* _TASK REQUIREMENTS_:
Collect each line holding the string "JSON".

Entries with figure data
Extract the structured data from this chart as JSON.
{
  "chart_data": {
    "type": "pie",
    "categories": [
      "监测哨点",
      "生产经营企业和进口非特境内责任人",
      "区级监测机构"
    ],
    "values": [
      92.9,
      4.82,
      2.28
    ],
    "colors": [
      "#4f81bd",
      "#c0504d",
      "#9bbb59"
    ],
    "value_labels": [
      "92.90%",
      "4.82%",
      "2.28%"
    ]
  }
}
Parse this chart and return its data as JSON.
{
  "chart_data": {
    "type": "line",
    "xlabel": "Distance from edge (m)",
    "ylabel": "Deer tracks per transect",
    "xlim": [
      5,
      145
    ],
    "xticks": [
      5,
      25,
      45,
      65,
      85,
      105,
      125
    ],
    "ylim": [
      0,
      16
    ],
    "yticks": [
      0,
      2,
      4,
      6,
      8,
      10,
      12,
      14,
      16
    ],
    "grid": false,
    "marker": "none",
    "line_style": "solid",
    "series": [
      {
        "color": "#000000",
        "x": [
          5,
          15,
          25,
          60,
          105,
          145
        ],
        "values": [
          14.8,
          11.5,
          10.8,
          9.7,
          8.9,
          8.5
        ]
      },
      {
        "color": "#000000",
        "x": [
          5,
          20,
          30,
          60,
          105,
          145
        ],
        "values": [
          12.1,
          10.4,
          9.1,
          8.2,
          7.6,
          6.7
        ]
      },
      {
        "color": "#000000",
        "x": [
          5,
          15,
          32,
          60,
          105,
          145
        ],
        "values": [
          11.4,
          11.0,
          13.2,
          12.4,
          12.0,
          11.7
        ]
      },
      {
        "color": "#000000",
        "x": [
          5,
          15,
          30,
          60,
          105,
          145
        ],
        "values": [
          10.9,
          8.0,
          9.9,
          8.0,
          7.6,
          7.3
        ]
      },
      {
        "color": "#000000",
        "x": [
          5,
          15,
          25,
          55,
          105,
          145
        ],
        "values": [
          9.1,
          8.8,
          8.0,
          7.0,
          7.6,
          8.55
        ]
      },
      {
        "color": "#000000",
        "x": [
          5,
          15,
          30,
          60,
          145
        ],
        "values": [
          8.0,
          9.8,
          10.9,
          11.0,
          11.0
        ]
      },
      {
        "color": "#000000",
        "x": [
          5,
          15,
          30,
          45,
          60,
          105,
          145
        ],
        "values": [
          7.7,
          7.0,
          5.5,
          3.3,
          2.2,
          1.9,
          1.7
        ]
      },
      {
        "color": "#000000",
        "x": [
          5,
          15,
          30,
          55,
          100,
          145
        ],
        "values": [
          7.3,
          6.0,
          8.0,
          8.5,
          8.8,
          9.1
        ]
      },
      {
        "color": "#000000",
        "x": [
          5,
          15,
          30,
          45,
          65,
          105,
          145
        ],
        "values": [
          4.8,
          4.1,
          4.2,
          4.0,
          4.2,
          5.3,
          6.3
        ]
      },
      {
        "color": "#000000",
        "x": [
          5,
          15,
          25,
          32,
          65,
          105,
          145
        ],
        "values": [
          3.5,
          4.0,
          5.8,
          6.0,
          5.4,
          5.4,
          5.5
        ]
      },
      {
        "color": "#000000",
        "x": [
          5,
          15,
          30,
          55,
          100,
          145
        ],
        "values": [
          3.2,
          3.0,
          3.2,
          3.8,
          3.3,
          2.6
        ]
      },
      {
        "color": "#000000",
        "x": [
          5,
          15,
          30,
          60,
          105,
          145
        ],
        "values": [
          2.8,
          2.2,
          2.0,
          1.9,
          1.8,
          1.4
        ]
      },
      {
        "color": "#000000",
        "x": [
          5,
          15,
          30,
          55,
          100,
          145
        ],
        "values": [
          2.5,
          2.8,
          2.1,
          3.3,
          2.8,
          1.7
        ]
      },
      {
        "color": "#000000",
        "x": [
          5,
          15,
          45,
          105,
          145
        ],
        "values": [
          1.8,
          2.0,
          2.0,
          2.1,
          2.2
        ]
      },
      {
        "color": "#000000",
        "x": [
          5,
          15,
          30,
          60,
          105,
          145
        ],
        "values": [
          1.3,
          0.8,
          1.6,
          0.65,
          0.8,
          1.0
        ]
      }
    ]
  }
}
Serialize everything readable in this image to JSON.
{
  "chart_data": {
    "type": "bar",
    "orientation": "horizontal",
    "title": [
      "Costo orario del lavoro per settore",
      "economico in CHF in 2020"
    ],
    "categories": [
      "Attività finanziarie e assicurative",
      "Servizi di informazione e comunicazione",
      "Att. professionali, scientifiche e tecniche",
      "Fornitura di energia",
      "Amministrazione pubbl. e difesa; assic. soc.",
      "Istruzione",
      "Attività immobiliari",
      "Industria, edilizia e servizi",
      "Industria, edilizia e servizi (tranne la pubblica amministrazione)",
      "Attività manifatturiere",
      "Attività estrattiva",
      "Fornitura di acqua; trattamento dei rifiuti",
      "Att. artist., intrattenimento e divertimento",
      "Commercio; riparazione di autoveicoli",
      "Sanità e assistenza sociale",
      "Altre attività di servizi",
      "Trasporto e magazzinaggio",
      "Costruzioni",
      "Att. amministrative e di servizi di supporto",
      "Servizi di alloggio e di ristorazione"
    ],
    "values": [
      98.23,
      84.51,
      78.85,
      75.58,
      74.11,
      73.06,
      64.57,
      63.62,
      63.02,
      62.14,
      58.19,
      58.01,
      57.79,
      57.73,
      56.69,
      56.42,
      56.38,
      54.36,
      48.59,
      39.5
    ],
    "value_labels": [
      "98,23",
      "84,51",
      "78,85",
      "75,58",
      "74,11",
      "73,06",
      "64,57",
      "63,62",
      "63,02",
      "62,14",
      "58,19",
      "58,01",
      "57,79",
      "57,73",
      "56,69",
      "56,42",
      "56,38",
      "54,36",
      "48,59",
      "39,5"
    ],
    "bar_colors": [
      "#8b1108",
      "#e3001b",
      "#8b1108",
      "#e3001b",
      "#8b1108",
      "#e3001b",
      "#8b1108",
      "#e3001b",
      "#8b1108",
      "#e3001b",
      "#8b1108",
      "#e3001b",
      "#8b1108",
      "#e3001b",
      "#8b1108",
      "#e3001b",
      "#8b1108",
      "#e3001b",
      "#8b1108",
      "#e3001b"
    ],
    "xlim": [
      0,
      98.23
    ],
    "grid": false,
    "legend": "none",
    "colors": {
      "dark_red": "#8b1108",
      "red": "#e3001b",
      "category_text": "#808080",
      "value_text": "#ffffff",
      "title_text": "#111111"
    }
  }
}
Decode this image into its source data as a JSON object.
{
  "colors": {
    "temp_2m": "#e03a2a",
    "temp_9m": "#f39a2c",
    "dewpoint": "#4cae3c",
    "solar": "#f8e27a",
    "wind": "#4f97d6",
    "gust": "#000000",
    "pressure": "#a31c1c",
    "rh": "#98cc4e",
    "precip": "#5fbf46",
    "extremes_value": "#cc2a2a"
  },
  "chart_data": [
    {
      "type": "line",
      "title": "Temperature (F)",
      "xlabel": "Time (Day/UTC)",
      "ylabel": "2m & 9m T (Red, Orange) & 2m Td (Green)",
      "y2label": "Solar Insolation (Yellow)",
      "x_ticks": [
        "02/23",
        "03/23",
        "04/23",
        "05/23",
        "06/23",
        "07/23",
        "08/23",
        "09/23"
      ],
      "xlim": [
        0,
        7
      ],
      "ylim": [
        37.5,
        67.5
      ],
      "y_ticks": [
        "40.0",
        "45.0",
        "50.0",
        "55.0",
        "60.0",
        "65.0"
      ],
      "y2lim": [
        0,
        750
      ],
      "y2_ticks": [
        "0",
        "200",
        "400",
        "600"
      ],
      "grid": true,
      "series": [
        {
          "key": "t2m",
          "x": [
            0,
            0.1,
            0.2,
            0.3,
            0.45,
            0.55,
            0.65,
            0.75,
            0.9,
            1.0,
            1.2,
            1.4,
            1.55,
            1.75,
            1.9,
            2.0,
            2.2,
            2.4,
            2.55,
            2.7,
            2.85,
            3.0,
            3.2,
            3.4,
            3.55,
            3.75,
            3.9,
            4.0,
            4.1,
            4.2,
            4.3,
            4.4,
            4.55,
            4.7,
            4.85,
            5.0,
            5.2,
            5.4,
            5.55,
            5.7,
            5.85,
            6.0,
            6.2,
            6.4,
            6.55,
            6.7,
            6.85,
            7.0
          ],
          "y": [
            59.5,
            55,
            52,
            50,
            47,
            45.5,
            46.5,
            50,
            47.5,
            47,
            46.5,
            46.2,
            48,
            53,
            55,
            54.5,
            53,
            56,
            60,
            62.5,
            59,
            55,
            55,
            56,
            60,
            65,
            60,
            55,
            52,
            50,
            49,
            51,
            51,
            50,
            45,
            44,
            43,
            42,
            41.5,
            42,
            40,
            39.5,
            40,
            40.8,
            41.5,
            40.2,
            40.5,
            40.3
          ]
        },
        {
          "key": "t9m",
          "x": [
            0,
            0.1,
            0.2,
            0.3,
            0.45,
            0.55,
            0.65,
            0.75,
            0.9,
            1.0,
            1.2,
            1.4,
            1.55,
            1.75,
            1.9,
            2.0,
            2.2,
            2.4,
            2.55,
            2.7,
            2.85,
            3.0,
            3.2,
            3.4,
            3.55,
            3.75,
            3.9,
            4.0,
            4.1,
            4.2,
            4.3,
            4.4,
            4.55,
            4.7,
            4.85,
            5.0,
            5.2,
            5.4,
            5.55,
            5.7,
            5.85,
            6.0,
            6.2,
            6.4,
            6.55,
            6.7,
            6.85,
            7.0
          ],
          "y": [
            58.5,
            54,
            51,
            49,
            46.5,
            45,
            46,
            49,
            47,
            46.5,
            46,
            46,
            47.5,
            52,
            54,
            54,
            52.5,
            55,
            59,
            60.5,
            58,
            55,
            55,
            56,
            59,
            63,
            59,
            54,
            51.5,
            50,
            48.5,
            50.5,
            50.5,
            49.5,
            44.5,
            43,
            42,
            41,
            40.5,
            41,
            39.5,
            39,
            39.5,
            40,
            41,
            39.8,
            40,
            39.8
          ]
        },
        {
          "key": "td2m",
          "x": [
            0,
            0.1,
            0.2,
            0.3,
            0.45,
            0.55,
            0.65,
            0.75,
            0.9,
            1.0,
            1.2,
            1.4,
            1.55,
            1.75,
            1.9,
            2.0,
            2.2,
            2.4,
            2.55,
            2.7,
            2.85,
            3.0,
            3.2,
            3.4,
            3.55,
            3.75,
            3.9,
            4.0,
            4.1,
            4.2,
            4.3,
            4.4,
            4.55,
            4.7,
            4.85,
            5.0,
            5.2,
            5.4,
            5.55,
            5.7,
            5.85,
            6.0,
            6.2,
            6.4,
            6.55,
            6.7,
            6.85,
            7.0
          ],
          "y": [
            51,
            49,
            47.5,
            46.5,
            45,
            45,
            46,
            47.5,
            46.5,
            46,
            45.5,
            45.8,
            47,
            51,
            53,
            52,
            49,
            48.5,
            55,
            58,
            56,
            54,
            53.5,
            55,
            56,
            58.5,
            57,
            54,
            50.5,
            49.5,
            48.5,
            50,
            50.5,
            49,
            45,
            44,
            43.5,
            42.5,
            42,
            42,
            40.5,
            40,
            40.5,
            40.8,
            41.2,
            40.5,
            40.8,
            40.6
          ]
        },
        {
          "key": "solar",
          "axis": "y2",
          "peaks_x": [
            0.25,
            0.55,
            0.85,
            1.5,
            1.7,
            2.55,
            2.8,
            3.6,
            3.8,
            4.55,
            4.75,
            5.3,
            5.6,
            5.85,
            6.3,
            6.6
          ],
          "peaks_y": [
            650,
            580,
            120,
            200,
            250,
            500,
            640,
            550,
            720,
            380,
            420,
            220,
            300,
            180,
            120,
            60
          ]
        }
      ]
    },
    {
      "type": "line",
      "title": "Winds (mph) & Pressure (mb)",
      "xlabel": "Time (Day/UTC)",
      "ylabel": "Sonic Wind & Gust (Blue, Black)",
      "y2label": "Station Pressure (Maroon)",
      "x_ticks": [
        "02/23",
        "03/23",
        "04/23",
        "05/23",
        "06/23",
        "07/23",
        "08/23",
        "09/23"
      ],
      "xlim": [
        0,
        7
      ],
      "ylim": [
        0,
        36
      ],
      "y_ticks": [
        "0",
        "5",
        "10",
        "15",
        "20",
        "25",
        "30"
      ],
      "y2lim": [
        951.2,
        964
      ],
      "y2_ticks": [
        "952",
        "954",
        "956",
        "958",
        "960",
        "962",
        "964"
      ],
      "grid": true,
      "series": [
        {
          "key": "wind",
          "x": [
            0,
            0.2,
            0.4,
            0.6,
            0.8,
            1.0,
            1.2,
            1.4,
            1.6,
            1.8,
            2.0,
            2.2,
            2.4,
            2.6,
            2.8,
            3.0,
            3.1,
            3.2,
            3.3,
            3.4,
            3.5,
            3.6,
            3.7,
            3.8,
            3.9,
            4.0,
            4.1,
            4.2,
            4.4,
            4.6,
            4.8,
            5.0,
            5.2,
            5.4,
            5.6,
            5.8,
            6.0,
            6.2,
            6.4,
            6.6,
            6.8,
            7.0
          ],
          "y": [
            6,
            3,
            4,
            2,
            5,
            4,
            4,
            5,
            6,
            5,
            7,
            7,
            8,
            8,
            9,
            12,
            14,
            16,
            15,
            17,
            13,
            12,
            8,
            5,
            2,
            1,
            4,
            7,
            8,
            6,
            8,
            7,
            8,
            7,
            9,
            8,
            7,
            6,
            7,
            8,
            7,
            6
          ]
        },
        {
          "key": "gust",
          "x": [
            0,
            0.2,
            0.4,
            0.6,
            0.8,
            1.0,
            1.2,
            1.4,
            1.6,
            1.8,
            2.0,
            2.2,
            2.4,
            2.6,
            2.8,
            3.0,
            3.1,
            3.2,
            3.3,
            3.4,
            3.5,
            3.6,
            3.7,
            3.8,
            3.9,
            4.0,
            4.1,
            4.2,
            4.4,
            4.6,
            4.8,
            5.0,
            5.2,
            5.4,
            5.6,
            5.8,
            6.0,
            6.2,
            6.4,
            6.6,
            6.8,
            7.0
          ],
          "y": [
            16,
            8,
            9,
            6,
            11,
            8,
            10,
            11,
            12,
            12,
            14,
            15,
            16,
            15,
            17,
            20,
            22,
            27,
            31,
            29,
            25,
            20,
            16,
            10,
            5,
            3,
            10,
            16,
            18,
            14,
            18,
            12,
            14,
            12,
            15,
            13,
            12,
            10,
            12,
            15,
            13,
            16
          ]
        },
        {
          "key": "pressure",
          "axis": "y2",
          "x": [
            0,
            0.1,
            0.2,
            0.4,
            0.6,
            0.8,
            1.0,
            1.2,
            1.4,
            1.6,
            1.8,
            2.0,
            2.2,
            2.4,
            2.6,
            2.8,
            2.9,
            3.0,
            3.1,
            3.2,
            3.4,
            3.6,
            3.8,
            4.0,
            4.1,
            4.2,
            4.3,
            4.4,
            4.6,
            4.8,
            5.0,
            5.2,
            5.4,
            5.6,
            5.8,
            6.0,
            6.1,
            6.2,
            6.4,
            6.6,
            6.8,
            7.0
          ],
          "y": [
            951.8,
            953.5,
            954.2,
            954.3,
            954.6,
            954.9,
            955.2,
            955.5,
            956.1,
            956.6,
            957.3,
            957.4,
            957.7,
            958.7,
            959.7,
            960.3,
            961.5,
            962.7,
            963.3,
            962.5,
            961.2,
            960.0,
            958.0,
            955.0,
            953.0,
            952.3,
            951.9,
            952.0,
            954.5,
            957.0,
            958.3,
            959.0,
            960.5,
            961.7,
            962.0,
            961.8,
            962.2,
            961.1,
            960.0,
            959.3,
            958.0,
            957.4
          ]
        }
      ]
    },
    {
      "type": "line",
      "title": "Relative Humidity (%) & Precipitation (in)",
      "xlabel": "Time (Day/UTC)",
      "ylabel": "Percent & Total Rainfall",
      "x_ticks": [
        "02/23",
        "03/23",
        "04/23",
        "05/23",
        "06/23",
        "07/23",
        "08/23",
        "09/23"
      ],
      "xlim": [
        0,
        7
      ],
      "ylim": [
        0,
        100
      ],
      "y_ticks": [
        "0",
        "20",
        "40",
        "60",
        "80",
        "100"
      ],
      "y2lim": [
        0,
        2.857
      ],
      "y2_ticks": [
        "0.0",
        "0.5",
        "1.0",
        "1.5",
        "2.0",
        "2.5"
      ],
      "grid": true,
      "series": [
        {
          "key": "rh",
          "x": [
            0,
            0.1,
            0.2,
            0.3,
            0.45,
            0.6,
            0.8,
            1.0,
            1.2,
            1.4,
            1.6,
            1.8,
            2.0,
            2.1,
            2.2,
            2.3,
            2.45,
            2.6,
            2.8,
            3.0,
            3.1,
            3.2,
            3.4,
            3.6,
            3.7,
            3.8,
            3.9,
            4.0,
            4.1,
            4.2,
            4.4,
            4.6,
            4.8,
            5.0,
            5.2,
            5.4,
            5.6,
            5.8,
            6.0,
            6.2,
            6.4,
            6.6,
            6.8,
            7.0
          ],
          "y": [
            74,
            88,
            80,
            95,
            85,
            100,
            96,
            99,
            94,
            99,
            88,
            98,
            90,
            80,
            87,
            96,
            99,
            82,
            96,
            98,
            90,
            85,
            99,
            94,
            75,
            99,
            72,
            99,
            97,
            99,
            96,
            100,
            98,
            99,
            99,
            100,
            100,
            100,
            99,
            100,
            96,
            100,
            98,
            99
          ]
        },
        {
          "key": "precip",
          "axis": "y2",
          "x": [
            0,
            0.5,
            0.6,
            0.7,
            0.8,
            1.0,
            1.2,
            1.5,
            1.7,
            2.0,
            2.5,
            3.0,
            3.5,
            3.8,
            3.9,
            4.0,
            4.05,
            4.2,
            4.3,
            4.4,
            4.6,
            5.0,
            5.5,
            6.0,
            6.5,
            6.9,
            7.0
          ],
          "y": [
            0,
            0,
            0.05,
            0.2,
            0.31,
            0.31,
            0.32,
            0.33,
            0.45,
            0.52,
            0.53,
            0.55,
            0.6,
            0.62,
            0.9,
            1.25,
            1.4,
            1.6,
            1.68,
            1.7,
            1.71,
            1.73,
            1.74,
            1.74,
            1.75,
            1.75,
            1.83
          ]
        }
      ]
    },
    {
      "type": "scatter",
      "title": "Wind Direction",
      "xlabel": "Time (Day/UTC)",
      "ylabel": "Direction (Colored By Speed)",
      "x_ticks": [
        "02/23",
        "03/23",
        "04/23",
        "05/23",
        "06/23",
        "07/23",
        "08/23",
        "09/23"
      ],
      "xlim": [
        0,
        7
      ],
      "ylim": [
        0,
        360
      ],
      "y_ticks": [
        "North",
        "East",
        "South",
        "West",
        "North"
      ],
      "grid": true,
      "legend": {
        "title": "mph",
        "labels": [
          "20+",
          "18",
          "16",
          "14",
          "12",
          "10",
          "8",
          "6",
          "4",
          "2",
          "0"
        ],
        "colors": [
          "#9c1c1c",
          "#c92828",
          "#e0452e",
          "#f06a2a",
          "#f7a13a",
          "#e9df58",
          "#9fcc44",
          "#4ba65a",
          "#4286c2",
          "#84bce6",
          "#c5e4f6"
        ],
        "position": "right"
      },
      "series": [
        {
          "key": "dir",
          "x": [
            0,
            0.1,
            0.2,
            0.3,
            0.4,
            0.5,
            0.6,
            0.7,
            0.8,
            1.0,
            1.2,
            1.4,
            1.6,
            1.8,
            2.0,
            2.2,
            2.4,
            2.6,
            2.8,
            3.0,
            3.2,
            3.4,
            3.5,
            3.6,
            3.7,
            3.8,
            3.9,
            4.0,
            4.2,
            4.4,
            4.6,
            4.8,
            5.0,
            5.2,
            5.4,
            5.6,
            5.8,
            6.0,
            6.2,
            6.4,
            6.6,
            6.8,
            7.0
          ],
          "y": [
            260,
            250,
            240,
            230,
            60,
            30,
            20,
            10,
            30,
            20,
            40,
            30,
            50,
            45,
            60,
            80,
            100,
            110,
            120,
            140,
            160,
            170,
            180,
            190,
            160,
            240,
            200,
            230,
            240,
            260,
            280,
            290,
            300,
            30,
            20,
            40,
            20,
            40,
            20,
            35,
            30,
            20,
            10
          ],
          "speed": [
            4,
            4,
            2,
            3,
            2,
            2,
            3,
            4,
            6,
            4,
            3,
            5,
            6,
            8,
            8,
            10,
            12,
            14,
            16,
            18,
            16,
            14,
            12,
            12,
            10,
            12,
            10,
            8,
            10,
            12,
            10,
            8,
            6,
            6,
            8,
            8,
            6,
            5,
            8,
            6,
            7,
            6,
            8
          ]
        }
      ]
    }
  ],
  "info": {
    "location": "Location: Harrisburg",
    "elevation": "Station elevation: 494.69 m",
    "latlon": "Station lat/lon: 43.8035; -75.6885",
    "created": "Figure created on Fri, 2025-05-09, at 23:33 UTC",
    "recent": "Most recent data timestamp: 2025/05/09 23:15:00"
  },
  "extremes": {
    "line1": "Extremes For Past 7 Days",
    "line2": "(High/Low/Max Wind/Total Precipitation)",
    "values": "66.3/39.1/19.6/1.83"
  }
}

* _SOLVED EXERCISE_:
Extract the structured data from this chart as JSON.
Parse this chart and return its data as JSON.
Serialize everything readable in this image to JSON.
Decode this image into its source data as a JSON object.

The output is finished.